-- START INPUT MATERIAL --

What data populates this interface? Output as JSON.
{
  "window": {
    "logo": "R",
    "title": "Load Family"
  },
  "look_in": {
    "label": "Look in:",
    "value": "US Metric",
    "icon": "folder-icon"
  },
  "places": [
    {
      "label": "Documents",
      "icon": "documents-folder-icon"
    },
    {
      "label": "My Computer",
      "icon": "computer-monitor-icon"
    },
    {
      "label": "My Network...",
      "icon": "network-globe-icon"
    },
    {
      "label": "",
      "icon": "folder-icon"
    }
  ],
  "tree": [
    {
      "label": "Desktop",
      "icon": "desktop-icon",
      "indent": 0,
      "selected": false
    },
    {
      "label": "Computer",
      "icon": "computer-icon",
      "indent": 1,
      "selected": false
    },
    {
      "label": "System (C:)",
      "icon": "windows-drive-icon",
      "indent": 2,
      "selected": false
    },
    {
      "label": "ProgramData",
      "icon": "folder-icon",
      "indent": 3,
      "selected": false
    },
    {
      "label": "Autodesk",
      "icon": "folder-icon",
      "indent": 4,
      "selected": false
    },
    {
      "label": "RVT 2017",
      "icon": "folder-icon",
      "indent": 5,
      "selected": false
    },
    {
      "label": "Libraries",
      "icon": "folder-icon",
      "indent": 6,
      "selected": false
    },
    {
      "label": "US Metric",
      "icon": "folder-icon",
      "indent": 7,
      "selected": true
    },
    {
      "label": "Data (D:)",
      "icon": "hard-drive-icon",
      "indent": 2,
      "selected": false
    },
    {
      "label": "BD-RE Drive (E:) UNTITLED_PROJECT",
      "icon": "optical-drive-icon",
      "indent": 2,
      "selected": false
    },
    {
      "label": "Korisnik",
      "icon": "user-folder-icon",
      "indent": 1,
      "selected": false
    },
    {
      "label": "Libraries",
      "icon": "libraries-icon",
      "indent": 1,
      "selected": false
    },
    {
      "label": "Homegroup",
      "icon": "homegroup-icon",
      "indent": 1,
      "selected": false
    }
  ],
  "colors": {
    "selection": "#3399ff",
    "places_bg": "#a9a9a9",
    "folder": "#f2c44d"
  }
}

-- END INPUT MATERIAL --

> PROMPT
Copy the data above exactly. Every line must be included.

> FULL RESPONSE
What data populates this interface? Output as JSON.
{
  "window": {
    "logo": "R",
    "title": "Load Family"
  },
  "look_in": {
    "label": "Look in:",
    "value": "US Metric",
    "icon": "folder-icon"
  },
  "places": [
    {
      "label": "Documents",
      "icon": "documents-folder-icon"
    },
    {
      "label": "My Computer",
      "icon": "computer-monitor-icon"
    },
    {
      "label": "My Network...",
      "icon": "network-globe-icon"
    },
    {
      "label": "",
      "icon": "folder-icon"
    }
  ],
  "tree": [
    {
      "label": "Desktop",
      "icon": "desktop-icon",
      "indent": 0,
      "selected": false
    },
    {
      "label": "Computer",
      "icon": "computer-icon",
      "indent": 1,
      "selected": false
    },
    {
      "label": "System (C:)",
      "icon": "windows-drive-icon",
      "indent": 2,
      "selected": false
    },
    {
      "label": "ProgramData",
      "icon": "folder-icon",
      "indent": 3,
      "selected": false
    },
    {
      "label": "Autodesk",
      "icon": "folder-icon",
      "indent": 4,
      "selected": false
    },
    {
      "label": "RVT 2017",
      "icon": "folder-icon",
      "indent": 5,
      "selected": false
    },
    {
      "label": "Libraries",
      "icon": "folder-icon",
      "indent": 6,
      "selected": false
    },
    {
      "label": "US Metric",
      "icon": "folder-icon",
      "indent": 7,
      "selected": true
    },
    {
      "label": "Data (D:)",
      "icon": "hard-drive-icon",
      "indent": 2,
      "selected": false
    },
    {
      "label": "BD-RE Drive (E:) UNTITLED_PROJECT",
      "icon": "optical-drive-icon",
      "indent": 2,
      "selected": false
    },
    {
      "label": "Korisnik",
      "icon": "user-folder-icon",
      "indent": 1,
      "selected": false
    },
    {
      "label": "Libraries",
      "icon": "libraries-icon",
      "indent": 1,
      "selected": false
    },
    {
      "label": "Homegroup",
      "icon": "homegroup-icon",
      "indent": 1,
      "selected": false
    }
  ],
  "colors": {
    "selection": "#3399ff",
    "places_bg": "#a9a9a9",
    "folder": "#f2c44d"
  }
}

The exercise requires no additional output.